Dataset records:
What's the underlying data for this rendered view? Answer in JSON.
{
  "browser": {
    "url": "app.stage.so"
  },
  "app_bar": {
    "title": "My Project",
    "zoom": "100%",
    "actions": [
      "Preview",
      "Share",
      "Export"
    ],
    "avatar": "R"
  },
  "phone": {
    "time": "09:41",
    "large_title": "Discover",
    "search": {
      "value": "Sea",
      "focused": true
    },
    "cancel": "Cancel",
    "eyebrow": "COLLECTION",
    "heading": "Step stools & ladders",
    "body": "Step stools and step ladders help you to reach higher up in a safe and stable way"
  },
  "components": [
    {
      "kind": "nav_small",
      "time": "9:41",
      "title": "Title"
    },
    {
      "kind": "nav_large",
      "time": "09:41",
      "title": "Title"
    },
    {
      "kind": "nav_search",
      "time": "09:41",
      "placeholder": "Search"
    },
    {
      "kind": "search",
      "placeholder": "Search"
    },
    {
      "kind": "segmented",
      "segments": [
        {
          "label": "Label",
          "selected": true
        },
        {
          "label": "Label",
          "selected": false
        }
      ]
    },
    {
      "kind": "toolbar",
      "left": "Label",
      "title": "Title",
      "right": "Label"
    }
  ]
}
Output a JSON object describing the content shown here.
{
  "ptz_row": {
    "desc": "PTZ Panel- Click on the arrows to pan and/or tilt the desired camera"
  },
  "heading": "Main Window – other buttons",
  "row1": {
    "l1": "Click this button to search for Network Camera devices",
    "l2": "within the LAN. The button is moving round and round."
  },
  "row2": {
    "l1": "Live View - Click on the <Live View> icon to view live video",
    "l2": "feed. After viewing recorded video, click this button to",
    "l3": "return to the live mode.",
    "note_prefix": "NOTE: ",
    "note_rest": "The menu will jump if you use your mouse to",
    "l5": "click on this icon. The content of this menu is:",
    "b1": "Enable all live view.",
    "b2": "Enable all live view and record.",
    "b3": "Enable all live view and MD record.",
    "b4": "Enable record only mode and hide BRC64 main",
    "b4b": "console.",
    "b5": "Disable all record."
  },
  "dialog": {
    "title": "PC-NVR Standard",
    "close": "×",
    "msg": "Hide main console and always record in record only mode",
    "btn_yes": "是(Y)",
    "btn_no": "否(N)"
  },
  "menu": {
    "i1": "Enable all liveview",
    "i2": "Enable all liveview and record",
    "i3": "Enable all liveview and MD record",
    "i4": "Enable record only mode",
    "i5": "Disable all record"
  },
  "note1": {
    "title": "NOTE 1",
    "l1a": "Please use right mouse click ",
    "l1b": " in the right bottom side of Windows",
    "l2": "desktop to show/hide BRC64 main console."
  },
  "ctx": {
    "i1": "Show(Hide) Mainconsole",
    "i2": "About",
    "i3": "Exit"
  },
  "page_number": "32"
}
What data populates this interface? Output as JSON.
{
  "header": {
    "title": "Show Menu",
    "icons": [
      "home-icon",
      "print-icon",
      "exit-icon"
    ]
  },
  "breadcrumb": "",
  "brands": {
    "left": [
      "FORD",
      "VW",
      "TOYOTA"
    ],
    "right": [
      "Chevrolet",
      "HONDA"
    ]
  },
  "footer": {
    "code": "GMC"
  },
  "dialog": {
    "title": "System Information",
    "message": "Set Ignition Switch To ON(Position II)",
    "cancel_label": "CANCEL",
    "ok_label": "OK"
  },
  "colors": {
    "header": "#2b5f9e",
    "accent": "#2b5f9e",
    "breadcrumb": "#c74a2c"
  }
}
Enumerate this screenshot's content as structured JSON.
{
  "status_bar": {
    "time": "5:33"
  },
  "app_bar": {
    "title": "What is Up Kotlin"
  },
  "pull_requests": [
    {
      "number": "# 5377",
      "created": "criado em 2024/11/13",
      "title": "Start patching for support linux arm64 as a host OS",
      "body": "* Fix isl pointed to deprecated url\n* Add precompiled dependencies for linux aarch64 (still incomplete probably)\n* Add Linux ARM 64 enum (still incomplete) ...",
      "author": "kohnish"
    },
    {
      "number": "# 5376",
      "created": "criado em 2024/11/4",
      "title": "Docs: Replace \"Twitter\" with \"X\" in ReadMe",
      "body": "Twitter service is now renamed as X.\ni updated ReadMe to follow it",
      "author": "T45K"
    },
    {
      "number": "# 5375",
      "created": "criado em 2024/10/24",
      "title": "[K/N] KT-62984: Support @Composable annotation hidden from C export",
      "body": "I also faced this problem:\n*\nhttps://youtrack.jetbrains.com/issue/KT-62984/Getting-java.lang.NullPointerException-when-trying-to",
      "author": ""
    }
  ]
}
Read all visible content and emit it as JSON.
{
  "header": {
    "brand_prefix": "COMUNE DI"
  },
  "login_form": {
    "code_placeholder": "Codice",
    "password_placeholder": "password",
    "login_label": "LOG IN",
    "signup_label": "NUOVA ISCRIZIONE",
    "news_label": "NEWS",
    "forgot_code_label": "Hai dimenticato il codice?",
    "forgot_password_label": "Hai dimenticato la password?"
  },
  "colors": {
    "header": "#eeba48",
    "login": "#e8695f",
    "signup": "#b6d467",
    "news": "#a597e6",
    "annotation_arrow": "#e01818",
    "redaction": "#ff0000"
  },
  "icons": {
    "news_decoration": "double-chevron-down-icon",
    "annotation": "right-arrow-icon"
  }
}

_Task objective_
Every entry must be retyped in full, exactly as given.

_Result of this exercise_
What's the underlying data for this rendered view? Answer in JSON.
{
  "browser": {
    "url": "app.stage.so"
  },
  "app_bar": {
    "title": "My Project",
    "zoom": "100%",
    "actions": [
      "Preview",
      "Share",
      "Export"
    ],
    "avatar": "R"
  },
  "phone": {
    "time": "09:41",
    "large_title": "Discover",
    "search": {
      "value": "Sea",
      "focused": true
    },
    "cancel": "Cancel",
    "eyebrow": "COLLECTION",
    "heading": "Step stools & ladders",
    "body": "Step stools and step ladders help you to reach higher up in a safe and stable way"
  },
  "components": [
    {
      "kind": "nav_small",
      "time": "9:41",
      "title": "Title"
    },
    {
      "kind": "nav_large",
      "time": "09:41",
      "title": "Title"
    },
    {
      "kind": "nav_search",
      "time": "09:41",
      "placeholder": "Search"
    },
    {
      "kind": "search",
      "placeholder": "Search"
    },
    {
      "kind": "segmented",
      "segments": [
        {
          "label": "Label",
          "selected": true
        },
        {
          "label": "Label",
          "selected": false
        }
      ]
    },
    {
      "kind": "toolbar",
      "left": "Label",
      "title": "Title",
      "right": "Label"
    }
  ]
}
Output a JSON object describing the content shown here.
{
  "ptz_row": {
    "desc": "PTZ Panel- Click on the arrows to pan and/or tilt the desired camera"
  },
  "heading": "Main Window – other buttons",
  "row1": {
    "l1": "Click this button to search for Network Camera devices",
    "l2": "within the LAN. The button is moving round and round."
  },
  "row2": {
    "l1": "Live View - Click on the <Live View> icon to view live video",
    "l2": "feed. After viewing recorded video, click this button to",
    "l3": "return to the live mode.",
    "note_prefix": "NOTE: ",
    "note_rest": "The menu will jump if you use your mouse to",
    "l5": "click on this icon. The content of this menu is:",
    "b1": "Enable all live view.",
    "b2": "Enable all live view and record.",
    "b3": "Enable all live view and MD record.",
    "b4": "Enable record only mode and hide BRC64 main",
    "b4b": "console.",
    "b5": "Disable all record."
  },
  "dialog": {
    "title": "PC-NVR Standard",
    "close": "×",
    "msg": "Hide main console and always record in record only mode",
    "btn_yes": "是(Y)",
    "btn_no": "否(N)"
  },
  "menu": {
    "i1": "Enable all liveview",
    "i2": "Enable all liveview and record",
    "i3": "Enable all liveview and MD record",
    "i4": "Enable record only mode",
    "i5": "Disable all record"
  },
  "note1": {
    "title": "NOTE 1",
    "l1a": "Please use right mouse click ",
    "l1b": " in the right bottom side of Windows",
    "l2": "desktop to show/hide BRC64 main console."
  },
  "ctx": {
    "i1": "Show(Hide) Mainconsole",
    "i2": "About",
    "i3": "Exit"
  },
  "page_number": "32"
}
What data populates this interface? Output as JSON.
{
  "header": {
    "title": "Show Menu",
    "icons": [
      "home-icon",
      "print-icon",
      "exit-icon"
    ]
  },
  "breadcrumb": "",
  "brands": {
    "left": [
      "FORD",
      "VW",
      "TOYOTA"
    ],
    "right": [
      "Chevrolet",
      "HONDA"
    ]
  },
  "footer": {
    "code": "GMC"
  },
  "dialog": {
    "title": "System Information",
    "message": "Set Ignition Switch To ON(Position II)",
    "cancel_label": "CANCEL",
    "ok_label": "OK"
  },
  "colors": {
    "header": "#2b5f9e",
    "accent": "#2b5f9e",
    "breadcrumb": "#c74a2c"
  }
}
Enumerate this screenshot's content as structured JSON.
{
  "status_bar": {
    "time": "5:33"
  },
  "app_bar": {
    "title": "What is Up Kotlin"
  },
  "pull_requests": [
    {
      "number": "# 5377",
      "created": "criado em 2024/11/13",
      "title": "Start patching for support linux arm64 as a host OS",
      "body": "* Fix isl pointed to deprecated url\n* Add precompiled dependencies for linux aarch64 (still incomplete probably)\n* Add Linux ARM 64 enum (still incomplete) ...",
      "author": "kohnish"
    },
    {
      "number": "# 5376",
      "created": "criado em 2024/11/4",
      "title": "Docs: Replace \"Twitter\" with \"X\" in ReadMe",
      "body": "Twitter service is now renamed as X.\ni updated ReadMe to follow it",
      "author": "T45K"
    },
    {
      "number": "# 5375",
      "created": "criado em 2024/10/24",
      "title": "[K/N] KT-62984: Support @Composable annotation hidden from C export",
      "body": "I also faced this problem:\n*\nhttps://youtrack.jetbrains.com/issue/KT-62984/Getting-java.lang.NullPointerException-when-trying-to",
      "author": ""
    }
  ]
}
Read all visible content and emit it as JSON.
{
  "header": {
    "brand_prefix": "COMUNE DI"
  },
  "login_form": {
    "code_placeholder": "Codice",
    "password_placeholder": "password",
    "login_label": "LOG IN",
    "signup_label": "NUOVA ISCRIZIONE",
    "news_label": "NEWS",
    "forgot_code_label": "Hai dimenticato il codice?",
    "forgot_password_label": "Hai dimenticato la password?"
  },
  "colors": {
    "header": "#eeba48",
    "login": "#e8695f",
    "signup": "#b6d467",
    "news": "#a597e6",
    "annotation_arrow": "#e01818",
    "redaction": "#ff0000"
  },
  "icons": {
    "news_decoration": "double-chevron-down-icon",
    "annotation": "right-arrow-icon"
  }
}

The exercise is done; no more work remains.